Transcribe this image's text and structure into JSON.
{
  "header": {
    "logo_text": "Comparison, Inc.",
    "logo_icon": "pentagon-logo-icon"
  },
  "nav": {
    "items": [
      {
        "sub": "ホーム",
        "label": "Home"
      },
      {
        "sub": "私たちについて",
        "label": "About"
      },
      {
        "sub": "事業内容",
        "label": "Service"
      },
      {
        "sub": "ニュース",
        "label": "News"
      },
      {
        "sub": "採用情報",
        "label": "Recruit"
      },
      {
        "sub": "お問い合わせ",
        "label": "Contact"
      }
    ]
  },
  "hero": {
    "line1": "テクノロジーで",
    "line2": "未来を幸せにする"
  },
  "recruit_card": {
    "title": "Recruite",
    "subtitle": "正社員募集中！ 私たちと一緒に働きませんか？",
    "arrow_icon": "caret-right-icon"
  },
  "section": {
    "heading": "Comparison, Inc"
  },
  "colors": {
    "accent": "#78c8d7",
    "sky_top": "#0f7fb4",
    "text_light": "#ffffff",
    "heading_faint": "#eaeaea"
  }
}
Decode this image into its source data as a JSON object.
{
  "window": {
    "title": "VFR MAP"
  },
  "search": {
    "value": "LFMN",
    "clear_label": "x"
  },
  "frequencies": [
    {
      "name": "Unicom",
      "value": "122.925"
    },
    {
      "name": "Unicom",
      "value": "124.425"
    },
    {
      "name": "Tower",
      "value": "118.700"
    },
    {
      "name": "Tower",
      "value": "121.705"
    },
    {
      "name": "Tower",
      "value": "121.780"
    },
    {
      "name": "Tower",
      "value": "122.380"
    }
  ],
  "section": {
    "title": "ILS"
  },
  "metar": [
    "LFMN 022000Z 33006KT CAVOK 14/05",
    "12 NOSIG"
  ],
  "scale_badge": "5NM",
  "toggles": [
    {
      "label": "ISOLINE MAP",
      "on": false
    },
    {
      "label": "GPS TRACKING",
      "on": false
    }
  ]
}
──────────
Exercise prompt: Starting at the line that contains "Decode this image", output each remaining line of the listing, the last line included, exactly as it appears.

Response to this task:
Decode this image into its source data as a JSON object.
{
  "window": {
    "title": "VFR MAP"
  },
  "search": {
    "value": "LFMN",
    "clear_label": "x"
  },
  "frequencies": [
    {
      "name": "Unicom",
      "value": "122.925"
    },
    {
      "name": "Unicom",
      "value": "124.425"
    },
    {
      "name": "Tower",
      "value": "118.700"
    },
    {
      "name": "Tower",
      "value": "121.705"
    },
    {
      "name": "Tower",
      "value": "121.780"
    },
    {
      "name": "Tower",
      "value": "122.380"
    }
  ],
  "section": {
    "title": "ILS"
  },
  "metar": [
    "LFMN 022000Z 33006KT CAVOK 14/05",
    "12 NOSIG"
  ],
  "scale_badge": "5NM",
  "toggles": [
    {
      "label": "ISOLINE MAP",
      "on": false
    },
    {
      "label": "GPS TRACKING",
      "on": false
    }
  ]
}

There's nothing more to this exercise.